** begin SOURCE MATERIAL **
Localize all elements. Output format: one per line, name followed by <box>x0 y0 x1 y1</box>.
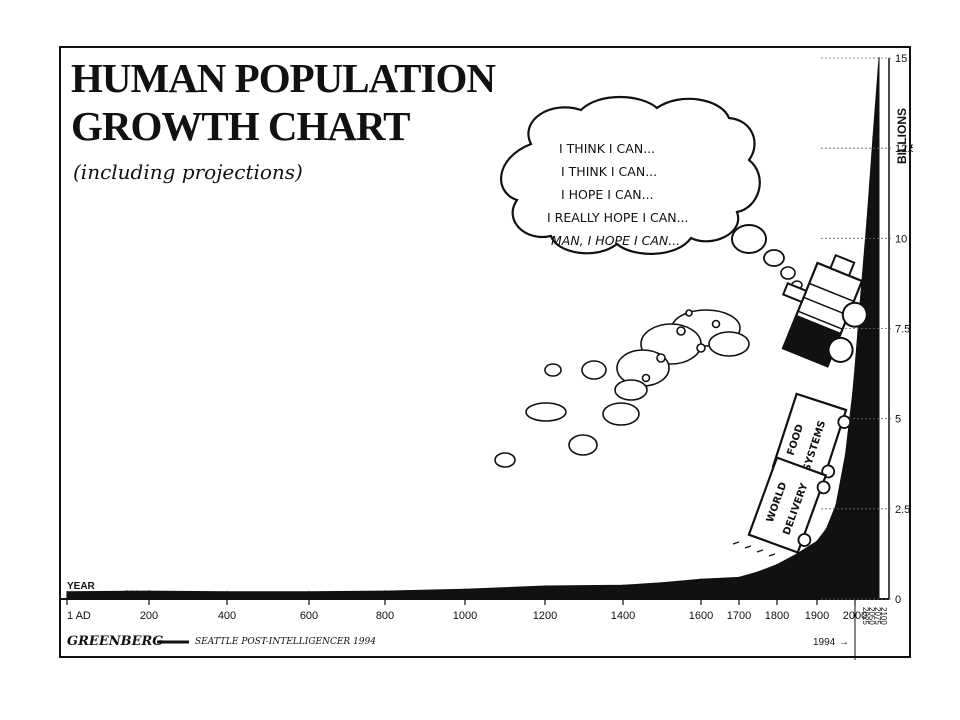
y-tick-label: 10 <box>895 233 907 245</box>
bubble-line-4: I REALLY HOPE I CAN... <box>547 210 689 225</box>
data-point <box>661 582 663 584</box>
data-point <box>738 576 740 579</box>
x-tick-label: 1400 <box>611 610 635 622</box>
data-point <box>851 392 854 395</box>
data-point <box>66 591 68 593</box>
data-point <box>866 219 868 222</box>
x-axis-label: YEAR <box>67 581 96 592</box>
population-chart: HUMAN POPULATION GROWTH CHART (including… <box>61 53 913 660</box>
x-tick-label: 1900 <box>805 610 829 622</box>
bubble-line-3: I HOPE I CAN... <box>561 187 654 202</box>
world-delivery-car: WORLD DELIVERY <box>747 456 831 554</box>
x-tick-label: 800 <box>376 610 394 622</box>
x-tick-label: 1 AD <box>67 610 91 622</box>
y-tick-label: 0 <box>895 594 901 606</box>
bubble-line-2: I THINK I CAN... <box>561 164 657 179</box>
x-axis: 1 AD 200 400 600 800 1000 1200 1400 1600 1700 1800… <box>61 595 889 660</box>
data-point <box>384 590 386 592</box>
y-tick-label: 2.5 <box>895 504 910 516</box>
y-axis: 0 2.5 5 7.5 10 12.5 15 <box>821 53 913 606</box>
data-point <box>700 578 702 580</box>
data-point <box>308 591 310 593</box>
food-systems-car: FOOD SYSTEMS <box>771 392 852 484</box>
y-tick-label: 15 <box>895 53 907 65</box>
data-point <box>464 588 466 591</box>
x-tick-projection: 2025 <box>861 607 870 625</box>
thought-bubble: I THINK I CAN... I THINK I CAN... I HOPE… <box>500 95 803 290</box>
y-axis-label: BILLIONS <box>895 108 909 164</box>
data-point <box>622 584 624 587</box>
data-point <box>844 453 847 456</box>
x-tick-label: 400 <box>218 610 236 622</box>
credit-signature: GREENBERG SEATTLE POST-INTELLIGENCER 199… <box>67 634 376 649</box>
y-tick-label: 7.5 <box>895 324 910 336</box>
area-layer <box>66 57 880 600</box>
data-point <box>226 591 228 593</box>
data-point <box>148 590 150 592</box>
x-tick-label: 1800 <box>765 610 789 622</box>
x-tick-label: 1200 <box>533 610 557 622</box>
y-tick-label: 5 <box>895 414 901 426</box>
year-1994-label: 1994 <box>813 637 836 648</box>
data-point <box>854 367 856 370</box>
x-tick-label: 1700 <box>727 610 751 622</box>
data-point <box>835 504 837 507</box>
data-point <box>776 563 778 566</box>
train: FOOD SYSTEMS WORLD DELIVERY <box>732 253 868 557</box>
data-point <box>757 571 759 573</box>
signature-text: GREENBERG <box>67 634 163 649</box>
smoke-cloud <box>494 309 750 468</box>
year-1994-arrow: → <box>839 637 849 648</box>
data-point <box>872 136 874 139</box>
x-tick-projection: 2075 <box>873 607 882 625</box>
data-point <box>825 527 828 530</box>
x-tick-label: 1000 <box>453 610 477 622</box>
data-point <box>544 585 546 587</box>
chart-title: HUMAN POPULATION <box>71 55 496 101</box>
x-tick-label: 600 <box>300 610 318 622</box>
x-tick-label: 200 <box>140 610 158 622</box>
x-tick-label: 1600 <box>689 610 713 622</box>
data-point <box>816 540 818 543</box>
chart-title-line2: GROWTH CHART <box>71 103 410 149</box>
y-tick-label: 12.5 <box>895 143 913 155</box>
motion-dashes <box>732 541 776 557</box>
data-point <box>860 291 862 294</box>
bubble-line-1: I THINK I CAN... <box>559 141 655 156</box>
tick-500-label: 500 <box>124 589 139 599</box>
x-tick-projection: 2050 <box>867 607 876 625</box>
locomotive <box>781 253 868 368</box>
chart-subtitle: (including projections) <box>73 160 303 184</box>
x-tick-projection: 2100 <box>879 607 888 625</box>
source-text: SEATTLE POST-INTELLIGENCER 1994 <box>195 637 376 647</box>
chart-frame: HUMAN POPULATION GROWTH CHART (including… <box>59 46 913 660</box>
bubble-line-5: MAN, I HOPE I CAN... <box>551 233 680 248</box>
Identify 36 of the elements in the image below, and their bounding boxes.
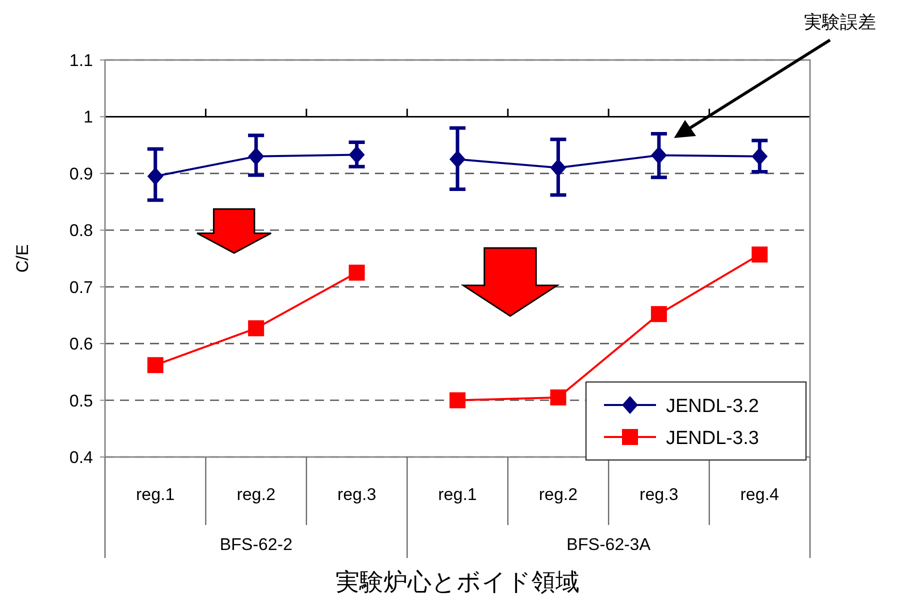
y-tick-label: 0.9 [69, 164, 93, 184]
point [147, 357, 164, 374]
point [550, 158, 566, 177]
text: BFS-62-3A [566, 535, 652, 554]
x-axis-title: 実験炉心とボイド領域 [336, 569, 580, 596]
point [147, 167, 164, 186]
x-tick-label: reg.4 [740, 485, 780, 504]
point [550, 389, 566, 406]
text: BFS-62-2 [220, 535, 292, 554]
point [348, 264, 365, 281]
y-tick-label: 1 [84, 108, 93, 127]
point [650, 306, 667, 322]
point [650, 146, 667, 164]
point [348, 146, 365, 164]
x-tick-label: reg.1 [438, 485, 477, 504]
y-tick-label: 0.5 [69, 391, 93, 410]
point [752, 246, 768, 263]
x-tick-label: reg.1 [136, 485, 175, 504]
x-tick-label: reg.2 [236, 485, 276, 504]
text: 実験誤差 [804, 12, 876, 32]
y-tick-label: 0.6 [69, 334, 93, 354]
y-axis-title: C/E [13, 244, 32, 273]
x-tick-label: reg.2 [538, 485, 578, 504]
legend-label: JENDL-3.3 [666, 428, 759, 449]
legend-label: JENDL-3.2 [666, 396, 759, 417]
point [450, 392, 466, 408]
y-tick-label: 1.1 [69, 51, 93, 70]
x-tick-label: reg.3 [640, 485, 678, 504]
x-tick-label: reg.3 [337, 485, 376, 504]
point [248, 320, 264, 336]
y-tick-label: 0.4 [69, 448, 93, 467]
point [248, 147, 264, 166]
y-tick-label: 0.8 [69, 221, 93, 240]
y-tick-label: 0.7 [69, 278, 93, 297]
point [752, 147, 768, 166]
point [450, 150, 466, 168]
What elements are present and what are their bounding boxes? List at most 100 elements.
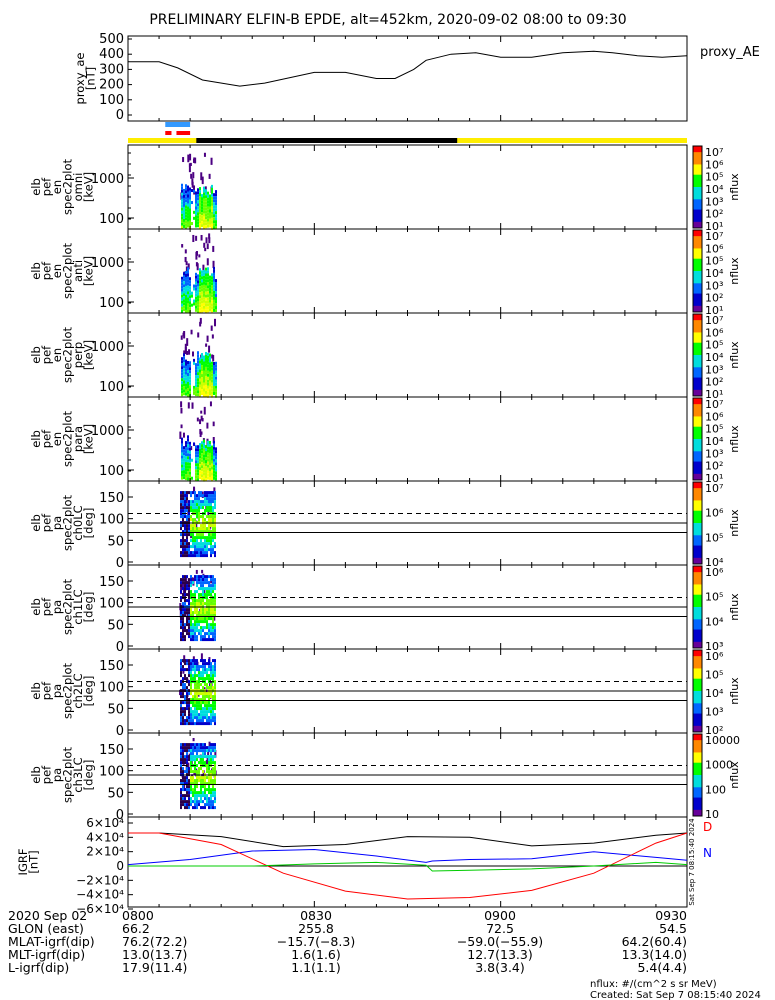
created-timestamp: Created: Sat Sep 7 08:15:40 2024 bbox=[590, 990, 761, 1000]
spectrogram-pixel bbox=[210, 506, 212, 510]
spectrogram-pixel bbox=[213, 464, 215, 468]
spectrogram-pixel bbox=[199, 473, 201, 477]
spectrogram-pixel bbox=[210, 758, 212, 762]
spectrogram-pixel bbox=[209, 380, 211, 384]
spectrogram-pixel bbox=[204, 755, 206, 759]
spectrogram-pixel bbox=[206, 674, 208, 678]
spectrogram-pixel bbox=[214, 800, 216, 804]
y-axis-label-line: spec2plot bbox=[60, 410, 74, 467]
spectrogram-pixel bbox=[202, 551, 204, 555]
spectrogram-pixel bbox=[192, 611, 194, 615]
spectrogram-pixel bbox=[190, 578, 192, 582]
spectrogram-pixel bbox=[214, 515, 216, 519]
spectrogram-pixel bbox=[207, 370, 209, 374]
spectrogram-pixel bbox=[202, 785, 204, 789]
spectrogram-pixel bbox=[187, 212, 189, 216]
spectrogram-pixel bbox=[194, 578, 196, 582]
colorbar-cell bbox=[693, 219, 702, 223]
spectrogram-pixel bbox=[184, 695, 186, 699]
colorbar-frame bbox=[692, 229, 703, 313]
colorbar-cell bbox=[693, 467, 702, 471]
colorbar-cell bbox=[693, 375, 702, 379]
colorbar-cell bbox=[693, 283, 702, 286]
spectrogram-pixel bbox=[194, 668, 196, 672]
spectrogram-pixel bbox=[196, 617, 198, 621]
spectrogram-pixel bbox=[214, 500, 216, 504]
spectrogram-pixel bbox=[203, 305, 205, 309]
spectrogram-pixel bbox=[180, 335, 183, 340]
spectrogram-pixel bbox=[180, 581, 182, 585]
spectrogram-pixel bbox=[195, 218, 197, 222]
spectrogram-pixel bbox=[214, 683, 216, 687]
spectrogram-pixel bbox=[214, 626, 216, 630]
spectrogram-pixel bbox=[194, 779, 196, 783]
spectrogram-pixel bbox=[182, 554, 184, 558]
spectrogram-pixel bbox=[204, 632, 206, 636]
spectrogram-pixel bbox=[182, 635, 184, 639]
spectrogram-pixel bbox=[203, 219, 205, 223]
spectrogram-pixel bbox=[182, 749, 184, 753]
colorbar-cell bbox=[693, 246, 702, 249]
spectrogram-pixel bbox=[193, 487, 196, 494]
colorbar-cell bbox=[693, 408, 702, 411]
spectrogram-pixel bbox=[183, 452, 185, 456]
spectrogram-pixel bbox=[181, 458, 183, 462]
spectrogram-pixel bbox=[215, 211, 217, 215]
colorbar-cell bbox=[693, 641, 702, 645]
spectrogram-pixel bbox=[189, 367, 191, 371]
spectrogram-pixel bbox=[203, 269, 205, 273]
colorbar-cell bbox=[693, 623, 702, 626]
colorbar-cell bbox=[693, 463, 702, 467]
spectrogram-pixel bbox=[209, 392, 211, 396]
spectrogram-pixel bbox=[201, 474, 203, 478]
spectrogram-pixel bbox=[204, 536, 206, 540]
spectrogram-pixel bbox=[206, 638, 208, 642]
spectrogram-pixel bbox=[186, 551, 188, 555]
spectrogram-pixel bbox=[192, 743, 194, 747]
spectrogram-pixel bbox=[180, 797, 182, 801]
colorbar-cell bbox=[693, 514, 702, 518]
spectrogram-pixel bbox=[205, 303, 207, 307]
spectrogram-pixel bbox=[187, 456, 189, 460]
spectrogram-pixel bbox=[210, 749, 212, 753]
spectrogram-pixel bbox=[192, 806, 194, 810]
spectrogram-pixel bbox=[206, 530, 208, 534]
spectrogram-pixel bbox=[183, 365, 185, 369]
spectrogram-pixel bbox=[200, 671, 202, 675]
spectrogram-pixel bbox=[200, 536, 202, 540]
spectrogram-pixel bbox=[189, 220, 191, 224]
spectrogram-pixel bbox=[208, 593, 210, 597]
spectrogram-pixel bbox=[208, 614, 210, 618]
spectrogram-pixel bbox=[188, 620, 190, 624]
spectrogram-pixel bbox=[215, 471, 217, 475]
spectrogram-pixel bbox=[211, 205, 213, 209]
colorbar-cell bbox=[693, 486, 702, 489]
spectrogram-pixel bbox=[211, 361, 213, 365]
spectrogram-pixel bbox=[189, 196, 191, 200]
colorbar-cell bbox=[693, 338, 702, 342]
spectrogram-pixel bbox=[186, 704, 188, 708]
spectrogram-pixel bbox=[211, 199, 213, 203]
spectrogram-pixel bbox=[199, 214, 201, 218]
spectrogram-pixel bbox=[201, 444, 203, 448]
y-tick-label: 150 bbox=[99, 743, 124, 758]
spectrogram-pixel bbox=[214, 806, 216, 810]
spectrogram-pixel bbox=[209, 212, 211, 216]
spectrogram-pixel bbox=[196, 506, 198, 510]
spectrogram-pixel bbox=[188, 166, 191, 173]
spectrogram-pixel bbox=[208, 701, 210, 705]
y-axis-label-line: IGRF bbox=[16, 849, 30, 876]
spectrogram-pixel bbox=[181, 192, 183, 196]
spectrogram-pixel bbox=[208, 638, 210, 642]
colorbar-cell bbox=[693, 535, 702, 538]
y-axis-label-line: elb bbox=[29, 346, 43, 364]
spectrogram-pixel bbox=[187, 366, 189, 370]
spectrogram-pixel bbox=[183, 377, 185, 381]
colorbar-cell bbox=[693, 211, 702, 215]
spectrogram-pixel bbox=[195, 203, 197, 207]
spectrogram-pixel bbox=[188, 163, 191, 168]
colorbar-cell bbox=[693, 617, 702, 620]
spectrogram-pixel bbox=[200, 707, 202, 711]
colorbar-tick-label: 10⁶ bbox=[705, 158, 724, 171]
spectrogram-pixel bbox=[209, 284, 211, 288]
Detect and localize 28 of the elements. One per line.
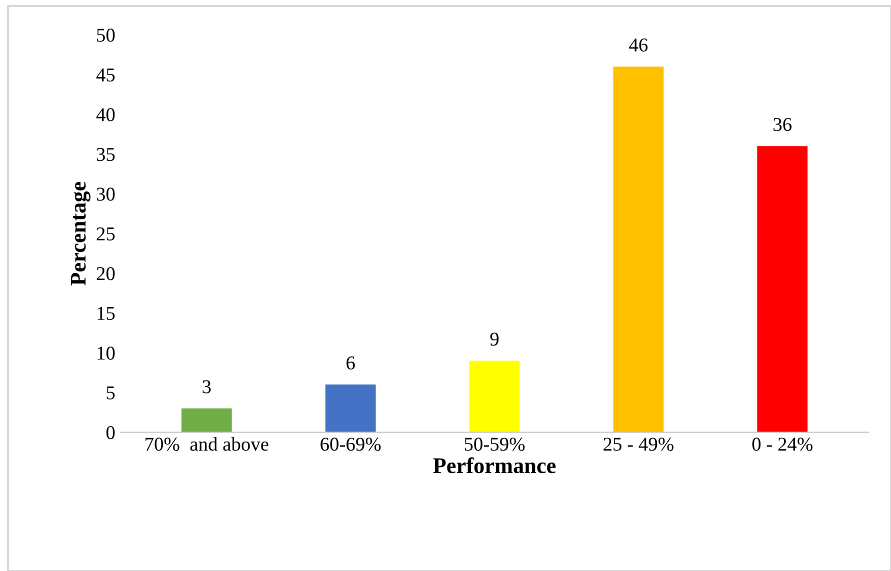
bar (325, 384, 376, 432)
data-label: 36 (774, 118, 792, 132)
data-label: 9 (490, 332, 499, 346)
y-tick-label: 30 (96, 188, 115, 201)
x-tick-label: 60-69% (320, 438, 381, 451)
y-tick-label: 35 (96, 148, 115, 161)
x-axis-title: Performance (433, 457, 556, 474)
y-axis-title: Percentage (70, 182, 90, 286)
data-label: 46 (629, 38, 648, 52)
x-tick-label: 25 - 49% (604, 438, 674, 451)
y-tick-label: 20 (96, 267, 115, 280)
x-tick-label: 70% and above (146, 437, 268, 451)
y-tick-label: 5 (106, 386, 115, 400)
y-tick-label: 40 (96, 108, 115, 122)
x-tick-label: 0 - 24% (752, 438, 812, 451)
y-tick-label: 45 (96, 68, 115, 82)
bar (469, 360, 520, 432)
x-tick-label: 50-59% (464, 438, 525, 451)
y-tick-label: 50 (97, 28, 115, 42)
y-tick-label: 10 (98, 346, 115, 360)
data-label: 3 (202, 380, 211, 394)
y-tick-label: 0 (106, 426, 115, 440)
bar (757, 146, 808, 432)
data-label: 6 (346, 356, 355, 370)
y-tick-label: 15 (98, 306, 115, 320)
bar (181, 408, 232, 432)
y-tick-label: 25 (96, 227, 115, 240)
bar (613, 66, 664, 432)
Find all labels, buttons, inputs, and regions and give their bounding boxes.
** end SOURCE MATERIAL **
**WORK INSTRUCTIONS**
Can you copy the lines from the one containing "created-timestamp: Created: Sat" down to the one containing "spectrogram-pixel bbox=[202, 551, 204, 555]", renaming "spec2plot" to "spec_plot" and leaving everything else unchanged?

**EXERCISE ANSWER**
created-timestamp: Created: Sat Sep 7 08:15:40 2024 bbox=[590, 990, 761, 1000]
spectrogram-pixel bbox=[210, 506, 212, 510]
spectrogram-pixel bbox=[213, 464, 215, 468]
spectrogram-pixel bbox=[199, 473, 201, 477]
spectrogram-pixel bbox=[210, 758, 212, 762]
spectrogram-pixel bbox=[209, 380, 211, 384]
spectrogram-pixel bbox=[204, 755, 206, 759]
spectrogram-pixel bbox=[206, 674, 208, 678]
spectrogram-pixel bbox=[214, 800, 216, 804]
y-axis-label-line: spec_plot bbox=[60, 410, 74, 467]
spectrogram-pixel bbox=[202, 551, 204, 555]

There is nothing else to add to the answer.